# Task to complete
Please repeat all of the listing exactly.

# Information given
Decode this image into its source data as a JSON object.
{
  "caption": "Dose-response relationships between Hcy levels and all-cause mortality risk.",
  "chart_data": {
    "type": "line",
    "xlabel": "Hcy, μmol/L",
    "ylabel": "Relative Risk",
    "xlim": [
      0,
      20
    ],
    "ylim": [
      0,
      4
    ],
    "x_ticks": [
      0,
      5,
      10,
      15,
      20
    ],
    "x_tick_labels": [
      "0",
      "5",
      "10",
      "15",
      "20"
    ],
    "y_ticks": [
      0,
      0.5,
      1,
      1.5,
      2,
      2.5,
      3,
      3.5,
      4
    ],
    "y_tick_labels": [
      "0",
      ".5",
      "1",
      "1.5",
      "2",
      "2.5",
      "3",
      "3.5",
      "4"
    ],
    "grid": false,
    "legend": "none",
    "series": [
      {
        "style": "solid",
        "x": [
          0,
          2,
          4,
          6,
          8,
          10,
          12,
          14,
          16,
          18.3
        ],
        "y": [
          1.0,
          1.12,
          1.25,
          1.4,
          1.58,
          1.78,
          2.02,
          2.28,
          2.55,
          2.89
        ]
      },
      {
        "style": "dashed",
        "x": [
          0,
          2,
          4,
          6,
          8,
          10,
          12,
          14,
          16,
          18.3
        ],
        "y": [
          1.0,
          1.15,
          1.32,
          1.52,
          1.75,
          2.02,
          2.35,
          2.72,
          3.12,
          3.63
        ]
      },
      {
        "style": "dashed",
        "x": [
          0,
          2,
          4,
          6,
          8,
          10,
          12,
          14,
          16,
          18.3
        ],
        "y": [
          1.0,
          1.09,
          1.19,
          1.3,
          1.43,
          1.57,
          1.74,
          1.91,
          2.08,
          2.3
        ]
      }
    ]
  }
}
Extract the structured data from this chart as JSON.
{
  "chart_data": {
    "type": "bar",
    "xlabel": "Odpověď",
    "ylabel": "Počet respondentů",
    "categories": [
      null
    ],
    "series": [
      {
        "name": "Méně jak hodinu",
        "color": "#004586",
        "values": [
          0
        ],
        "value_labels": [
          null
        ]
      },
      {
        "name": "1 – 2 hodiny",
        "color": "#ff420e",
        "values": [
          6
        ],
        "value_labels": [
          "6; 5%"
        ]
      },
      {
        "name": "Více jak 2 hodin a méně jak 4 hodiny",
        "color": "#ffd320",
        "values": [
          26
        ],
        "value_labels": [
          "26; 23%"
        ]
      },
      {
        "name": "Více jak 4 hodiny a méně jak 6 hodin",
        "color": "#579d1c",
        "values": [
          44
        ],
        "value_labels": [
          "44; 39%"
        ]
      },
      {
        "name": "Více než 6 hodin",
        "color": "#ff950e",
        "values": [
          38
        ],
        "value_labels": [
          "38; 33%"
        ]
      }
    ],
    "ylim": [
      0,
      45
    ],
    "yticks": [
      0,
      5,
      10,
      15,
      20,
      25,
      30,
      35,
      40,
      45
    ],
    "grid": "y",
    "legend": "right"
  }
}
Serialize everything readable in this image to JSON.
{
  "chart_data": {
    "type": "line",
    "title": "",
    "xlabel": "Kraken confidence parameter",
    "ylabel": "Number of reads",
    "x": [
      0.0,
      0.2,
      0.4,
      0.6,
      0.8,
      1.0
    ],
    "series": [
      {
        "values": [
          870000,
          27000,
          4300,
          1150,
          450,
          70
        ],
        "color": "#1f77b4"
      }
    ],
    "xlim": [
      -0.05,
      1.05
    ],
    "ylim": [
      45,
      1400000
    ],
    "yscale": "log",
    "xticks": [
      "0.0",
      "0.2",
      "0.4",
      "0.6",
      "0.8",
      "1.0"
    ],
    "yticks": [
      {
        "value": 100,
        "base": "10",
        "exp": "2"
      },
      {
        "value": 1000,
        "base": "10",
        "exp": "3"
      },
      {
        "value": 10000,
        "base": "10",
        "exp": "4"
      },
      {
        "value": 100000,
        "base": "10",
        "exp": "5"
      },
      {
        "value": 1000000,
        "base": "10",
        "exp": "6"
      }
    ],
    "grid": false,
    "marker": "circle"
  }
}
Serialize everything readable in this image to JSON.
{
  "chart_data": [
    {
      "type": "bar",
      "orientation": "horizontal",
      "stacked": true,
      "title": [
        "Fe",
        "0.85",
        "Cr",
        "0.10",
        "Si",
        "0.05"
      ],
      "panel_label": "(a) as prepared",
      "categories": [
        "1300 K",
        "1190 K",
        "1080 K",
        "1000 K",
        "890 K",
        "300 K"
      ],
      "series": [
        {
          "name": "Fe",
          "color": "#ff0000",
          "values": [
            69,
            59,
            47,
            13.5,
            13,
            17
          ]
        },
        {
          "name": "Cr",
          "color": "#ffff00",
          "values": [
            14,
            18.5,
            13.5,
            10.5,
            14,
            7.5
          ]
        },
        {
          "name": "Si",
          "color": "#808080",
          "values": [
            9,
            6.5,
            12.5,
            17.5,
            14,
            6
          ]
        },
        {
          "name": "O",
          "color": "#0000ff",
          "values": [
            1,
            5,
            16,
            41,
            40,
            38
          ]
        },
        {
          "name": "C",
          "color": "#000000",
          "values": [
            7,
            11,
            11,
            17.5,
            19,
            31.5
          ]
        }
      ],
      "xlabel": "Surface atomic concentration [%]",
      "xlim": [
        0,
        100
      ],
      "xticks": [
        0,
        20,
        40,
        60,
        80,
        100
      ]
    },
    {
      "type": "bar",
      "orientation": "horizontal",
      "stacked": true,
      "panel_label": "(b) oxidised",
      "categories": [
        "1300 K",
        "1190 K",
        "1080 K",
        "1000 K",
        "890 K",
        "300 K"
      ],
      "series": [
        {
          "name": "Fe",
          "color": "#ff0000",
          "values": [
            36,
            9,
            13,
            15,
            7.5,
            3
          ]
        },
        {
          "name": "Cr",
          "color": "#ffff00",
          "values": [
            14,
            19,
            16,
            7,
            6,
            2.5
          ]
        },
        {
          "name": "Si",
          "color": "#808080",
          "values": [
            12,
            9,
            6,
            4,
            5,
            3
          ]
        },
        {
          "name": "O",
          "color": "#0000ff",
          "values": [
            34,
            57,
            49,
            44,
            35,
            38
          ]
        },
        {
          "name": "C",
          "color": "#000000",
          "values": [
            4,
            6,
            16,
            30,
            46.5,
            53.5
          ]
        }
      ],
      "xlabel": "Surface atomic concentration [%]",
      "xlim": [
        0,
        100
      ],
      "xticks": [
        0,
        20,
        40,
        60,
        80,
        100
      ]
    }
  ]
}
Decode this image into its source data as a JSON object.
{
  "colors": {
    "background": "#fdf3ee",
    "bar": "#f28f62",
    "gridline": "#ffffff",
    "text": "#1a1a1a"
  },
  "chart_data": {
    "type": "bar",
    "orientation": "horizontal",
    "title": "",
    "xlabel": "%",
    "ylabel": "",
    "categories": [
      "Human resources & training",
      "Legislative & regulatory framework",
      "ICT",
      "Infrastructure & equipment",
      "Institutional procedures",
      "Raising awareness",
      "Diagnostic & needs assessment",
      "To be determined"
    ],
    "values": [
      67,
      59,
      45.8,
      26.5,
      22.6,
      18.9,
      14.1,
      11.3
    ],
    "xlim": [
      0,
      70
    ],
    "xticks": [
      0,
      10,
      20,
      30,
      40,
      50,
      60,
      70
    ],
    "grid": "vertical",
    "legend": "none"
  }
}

# Solution
Decode this image into its source data as a JSON object.
{
  "caption": "Dose-response relationships between Hcy levels and all-cause mortality risk.",
  "chart_data": {
    "type": "line",
    "xlabel": "Hcy, μmol/L",
    "ylabel": "Relative Risk",
    "xlim": [
      0,
      20
    ],
    "ylim": [
      0,
      4
    ],
    "x_ticks": [
      0,
      5,
      10,
      15,
      20
    ],
    "x_tick_labels": [
      "0",
      "5",
      "10",
      "15",
      "20"
    ],
    "y_ticks": [
      0,
      0.5,
      1,
      1.5,
      2,
      2.5,
      3,
      3.5,
      4
    ],
    "y_tick_labels": [
      "0",
      ".5",
      "1",
      "1.5",
      "2",
      "2.5",
      "3",
      "3.5",
      "4"
    ],
    "grid": false,
    "legend": "none",
    "series": [
      {
        "style": "solid",
        "x": [
          0,
          2,
          4,
          6,
          8,
          10,
          12,
          14,
          16,
          18.3
        ],
        "y": [
          1.0,
          1.12,
          1.25,
          1.4,
          1.58,
          1.78,
          2.02,
          2.28,
          2.55,
          2.89
        ]
      },
      {
        "style": "dashed",
        "x": [
          0,
          2,
          4,
          6,
          8,
          10,
          12,
          14,
          16,
          18.3
        ],
        "y": [
          1.0,
          1.15,
          1.32,
          1.52,
          1.75,
          2.02,
          2.35,
          2.72,
          3.12,
          3.63
        ]
      },
      {
        "style": "dashed",
        "x": [
          0,
          2,
          4,
          6,
          8,
          10,
          12,
          14,
          16,
          18.3
        ],
        "y": [
          1.0,
          1.09,
          1.19,
          1.3,
          1.43,
          1.57,
          1.74,
          1.91,
          2.08,
          2.3
        ]
      }
    ]
  }
}
Extract the structured data from this chart as JSON.
{
  "chart_data": {
    "type": "bar",
    "xlabel": "Odpověď",
    "ylabel": "Počet respondentů",
    "categories": [
      null
    ],
    "series": [
      {
        "name": "Méně jak hodinu",
        "color": "#004586",
        "values": [
          0
        ],
        "value_labels": [
          null
        ]
      },
      {
        "name": "1 – 2 hodiny",
        "color": "#ff420e",
        "values": [
          6
        ],
        "value_labels": [
          "6; 5%"
        ]
      },
      {
        "name": "Více jak 2 hodin a méně jak 4 hodiny",
        "color": "#ffd320",
        "values": [
          26
        ],
        "value_labels": [
          "26; 23%"
        ]
      },
      {
        "name": "Více jak 4 hodiny a méně jak 6 hodin",
        "color": "#579d1c",
        "values": [
          44
        ],
        "value_labels": [
          "44; 39%"
        ]
      },
      {
        "name": "Více než 6 hodin",
        "color": "#ff950e",
        "values": [
          38
        ],
        "value_labels": [
          "38; 33%"
        ]
      }
    ],
    "ylim": [
      0,
      45
    ],
    "yticks": [
      0,
      5,
      10,
      15,
      20,
      25,
      30,
      35,
      40,
      45
    ],
    "grid": "y",
    "legend": "right"
  }
}
Serialize everything readable in this image to JSON.
{
  "chart_data": {
    "type": "line",
    "title": "",
    "xlabel": "Kraken confidence parameter",
    "ylabel": "Number of reads",
    "x": [
      0.0,
      0.2,
      0.4,
      0.6,
      0.8,
      1.0
    ],
    "series": [
      {
        "values": [
          870000,
          27000,
          4300,
          1150,
          450,
          70
        ],
        "color": "#1f77b4"
      }
    ],
    "xlim": [
      -0.05,
      1.05
    ],
    "ylim": [
      45,
      1400000
    ],
    "yscale": "log",
    "xticks": [
      "0.0",
      "0.2",
      "0.4",
      "0.6",
      "0.8",
      "1.0"
    ],
    "yticks": [
      {
        "value": 100,
        "base": "10",
        "exp": "2"
      },
      {
        "value": 1000,
        "base": "10",
        "exp": "3"
      },
      {
        "value": 10000,
        "base": "10",
        "exp": "4"
      },
      {
        "value": 100000,
        "base": "10",
        "exp": "5"
      },
      {
        "value": 1000000,
        "base": "10",
        "exp": "6"
      }
    ],
    "grid": false,
    "marker": "circle"
  }
}
Serialize everything readable in this image to JSON.
{
  "chart_data": [
    {
      "type": "bar",
      "orientation": "horizontal",
      "stacked": true,
      "title": [
        "Fe",
        "0.85",
        "Cr",
        "0.10",
        "Si",
        "0.05"
      ],
      "panel_label": "(a) as prepared",
      "categories": [
        "1300 K",
        "1190 K",
        "1080 K",
        "1000 K",
        "890 K",
        "300 K"
      ],
      "series": [
        {
          "name": "Fe",
          "color": "#ff0000",
          "values": [
            69,
            59,
            47,
            13.5,
            13,
            17
          ]
        },
        {
          "name": "Cr",
          "color": "#ffff00",
          "values": [
            14,
            18.5,
            13.5,
            10.5,
            14,
            7.5
          ]
        },
        {
          "name": "Si",
          "color": "#808080",
          "values": [
            9,
            6.5,
            12.5,
            17.5,
            14,
            6
          ]
        },
        {
          "name": "O",
          "color": "#0000ff",
          "values": [
            1,
            5,
            16,
            41,
            40,
            38
          ]
        },
        {
          "name": "C",
          "color": "#000000",
          "values": [
            7,
            11,
            11,
            17.5,
            19,
            31.5
          ]
        }
      ],
      "xlabel": "Surface atomic concentration [%]",
      "xlim": [
        0,
        100
      ],
      "xticks": [
        0,
        20,
        40,
        60,
        80,
        100
      ]
    },
    {
      "type": "bar",
      "orientation": "horizontal",
      "stacked": true,
      "panel_label": "(b) oxidised",
      "categories": [
        "1300 K",
        "1190 K",
        "1080 K",
        "1000 K",
        "890 K",
        "300 K"
      ],
      "series": [
        {
          "name": "Fe",
          "color": "#ff0000",
          "values": [
            36,
            9,
            13,
            15,
            7.5,
            3
          ]
        },
        {
          "name": "Cr",
          "color": "#ffff00",
          "values": [
            14,
            19,
            16,
            7,
            6,
            2.5
          ]
        },
        {
          "name": "Si",
          "color": "#808080",
          "values": [
            12,
            9,
            6,
            4,
            5,
            3
          ]
        },
        {
          "name": "O",
          "color": "#0000ff",
          "values": [
            34,
            57,
            49,
            44,
            35,
            38
          ]
        },
        {
          "name": "C",
          "color": "#000000",
          "values": [
            4,
            6,
            16,
            30,
            46.5,
            53.5
          ]
        }
      ],
      "xlabel": "Surface atomic concentration [%]",
      "xlim": [
        0,
        100
      ],
      "xticks": [
        0,
        20,
        40,
        60,
        80,
        100
      ]
    }
  ]
}
Decode this image into its source data as a JSON object.
{
  "colors": {
    "background": "#fdf3ee",
    "bar": "#f28f62",
    "gridline": "#ffffff",
    "text": "#1a1a1a"
  },
  "chart_data": {
    "type": "bar",
    "orientation": "horizontal",
    "title": "",
    "xlabel": "%",
    "ylabel": "",
    "categories": [
      "Human resources & training",
      "Legislative & regulatory framework",
      "ICT",
      "Infrastructure & equipment",
      "Institutional procedures",
      "Raising awareness",
      "Diagnostic & needs assessment",
      "To be determined"
    ],
    "values": [
      67,
      59,
      45.8,
      26.5,
      22.6,
      18.9,
      14.1,
      11.3
    ],
    "xlim": [
      0,
      70
    ],
    "xticks": [
      0,
      10,
      20,
      30,
      40,
      50,
      60,
      70
    ],
    "grid": "vertical",
    "legend": "none"
  }
}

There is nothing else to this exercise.